REQUIRED WORK:
Report, word for word, every line of the material that contains "cherry".
++++++
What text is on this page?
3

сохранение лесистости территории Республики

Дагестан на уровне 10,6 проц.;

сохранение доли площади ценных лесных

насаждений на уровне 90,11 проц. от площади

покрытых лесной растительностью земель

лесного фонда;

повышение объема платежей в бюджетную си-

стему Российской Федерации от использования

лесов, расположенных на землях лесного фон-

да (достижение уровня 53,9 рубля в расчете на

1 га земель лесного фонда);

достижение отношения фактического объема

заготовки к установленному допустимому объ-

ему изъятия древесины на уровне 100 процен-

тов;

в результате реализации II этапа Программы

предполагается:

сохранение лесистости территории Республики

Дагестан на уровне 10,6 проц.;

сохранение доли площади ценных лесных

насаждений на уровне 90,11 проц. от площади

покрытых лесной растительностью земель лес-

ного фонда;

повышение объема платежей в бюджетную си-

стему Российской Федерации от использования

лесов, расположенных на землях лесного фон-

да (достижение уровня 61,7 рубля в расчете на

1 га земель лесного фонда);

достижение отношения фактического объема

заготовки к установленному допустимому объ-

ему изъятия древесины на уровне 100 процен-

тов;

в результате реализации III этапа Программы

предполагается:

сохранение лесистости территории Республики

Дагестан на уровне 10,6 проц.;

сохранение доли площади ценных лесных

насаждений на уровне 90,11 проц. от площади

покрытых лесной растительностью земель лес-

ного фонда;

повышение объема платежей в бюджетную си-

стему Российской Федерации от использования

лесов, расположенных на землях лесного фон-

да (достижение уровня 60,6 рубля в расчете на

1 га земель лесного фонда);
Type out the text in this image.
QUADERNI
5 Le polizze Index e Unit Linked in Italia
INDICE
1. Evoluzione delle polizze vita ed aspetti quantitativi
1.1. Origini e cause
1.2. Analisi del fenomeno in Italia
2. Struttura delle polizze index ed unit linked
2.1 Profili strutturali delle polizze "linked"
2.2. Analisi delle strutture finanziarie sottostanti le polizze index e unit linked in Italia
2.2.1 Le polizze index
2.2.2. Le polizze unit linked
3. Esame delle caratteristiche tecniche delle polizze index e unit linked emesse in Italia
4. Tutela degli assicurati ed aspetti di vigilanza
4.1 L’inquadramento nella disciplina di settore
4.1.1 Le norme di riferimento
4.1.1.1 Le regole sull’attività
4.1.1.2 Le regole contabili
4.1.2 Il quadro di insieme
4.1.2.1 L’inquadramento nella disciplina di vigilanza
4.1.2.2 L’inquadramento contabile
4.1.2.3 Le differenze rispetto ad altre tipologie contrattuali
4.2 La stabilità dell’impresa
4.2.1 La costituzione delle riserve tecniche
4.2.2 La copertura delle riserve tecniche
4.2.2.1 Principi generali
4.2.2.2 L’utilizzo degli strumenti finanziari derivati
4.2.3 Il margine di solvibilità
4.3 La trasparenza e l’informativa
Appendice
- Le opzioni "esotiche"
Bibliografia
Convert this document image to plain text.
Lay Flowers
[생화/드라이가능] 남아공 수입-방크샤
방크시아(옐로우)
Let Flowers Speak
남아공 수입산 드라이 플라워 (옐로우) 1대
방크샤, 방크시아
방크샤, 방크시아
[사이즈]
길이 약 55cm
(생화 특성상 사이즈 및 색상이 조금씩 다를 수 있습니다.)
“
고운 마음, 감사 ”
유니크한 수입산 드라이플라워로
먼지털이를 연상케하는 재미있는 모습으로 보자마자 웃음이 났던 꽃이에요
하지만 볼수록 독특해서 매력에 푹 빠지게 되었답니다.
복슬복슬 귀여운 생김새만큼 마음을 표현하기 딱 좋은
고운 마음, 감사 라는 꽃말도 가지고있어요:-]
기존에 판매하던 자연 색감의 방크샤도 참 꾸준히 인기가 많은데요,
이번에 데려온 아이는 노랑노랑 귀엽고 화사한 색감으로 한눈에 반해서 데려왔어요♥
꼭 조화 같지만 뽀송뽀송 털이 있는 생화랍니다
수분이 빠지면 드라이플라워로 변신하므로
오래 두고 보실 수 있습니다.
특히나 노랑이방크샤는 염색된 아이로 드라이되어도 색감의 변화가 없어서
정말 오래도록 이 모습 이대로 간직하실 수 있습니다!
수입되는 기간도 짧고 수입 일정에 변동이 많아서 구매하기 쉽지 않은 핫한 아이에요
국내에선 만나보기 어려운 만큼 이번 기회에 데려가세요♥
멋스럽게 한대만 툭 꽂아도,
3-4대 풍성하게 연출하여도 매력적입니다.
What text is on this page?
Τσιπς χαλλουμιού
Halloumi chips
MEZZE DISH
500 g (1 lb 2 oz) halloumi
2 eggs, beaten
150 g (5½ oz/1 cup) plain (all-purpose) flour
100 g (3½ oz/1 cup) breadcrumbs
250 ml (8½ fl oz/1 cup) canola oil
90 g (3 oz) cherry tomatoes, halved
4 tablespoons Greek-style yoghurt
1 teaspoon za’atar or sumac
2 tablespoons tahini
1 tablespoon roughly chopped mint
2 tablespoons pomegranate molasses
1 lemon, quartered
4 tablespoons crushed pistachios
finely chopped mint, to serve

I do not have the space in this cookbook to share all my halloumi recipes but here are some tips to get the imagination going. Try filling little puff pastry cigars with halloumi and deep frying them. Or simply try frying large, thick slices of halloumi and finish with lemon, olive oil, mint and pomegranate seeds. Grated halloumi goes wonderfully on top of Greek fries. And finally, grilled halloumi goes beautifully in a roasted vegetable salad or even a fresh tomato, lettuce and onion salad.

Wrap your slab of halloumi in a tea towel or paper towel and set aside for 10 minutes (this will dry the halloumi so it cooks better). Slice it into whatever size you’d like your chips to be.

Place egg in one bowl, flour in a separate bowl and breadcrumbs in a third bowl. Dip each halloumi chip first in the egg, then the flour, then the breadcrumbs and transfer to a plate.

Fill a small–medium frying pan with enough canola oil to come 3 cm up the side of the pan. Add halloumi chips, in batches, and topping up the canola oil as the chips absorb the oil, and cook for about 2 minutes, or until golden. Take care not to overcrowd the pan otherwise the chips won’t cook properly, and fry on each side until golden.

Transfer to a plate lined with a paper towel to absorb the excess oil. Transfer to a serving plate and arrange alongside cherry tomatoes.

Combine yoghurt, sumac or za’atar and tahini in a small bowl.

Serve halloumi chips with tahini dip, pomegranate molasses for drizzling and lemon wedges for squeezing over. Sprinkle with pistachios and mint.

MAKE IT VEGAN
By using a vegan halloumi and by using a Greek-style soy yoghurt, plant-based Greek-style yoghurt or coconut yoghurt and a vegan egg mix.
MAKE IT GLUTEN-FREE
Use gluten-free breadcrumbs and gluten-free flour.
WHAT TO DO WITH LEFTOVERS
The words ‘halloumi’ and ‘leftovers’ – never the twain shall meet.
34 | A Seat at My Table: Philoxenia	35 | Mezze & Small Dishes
++++++
WORKED SOLUTION:
90 g (3 oz) cherry tomatoes, halved
Transfer to a plate lined with a paper towel to absorb the excess oil. Transfer to a serving plate and arrange alongside cherry tomatoes.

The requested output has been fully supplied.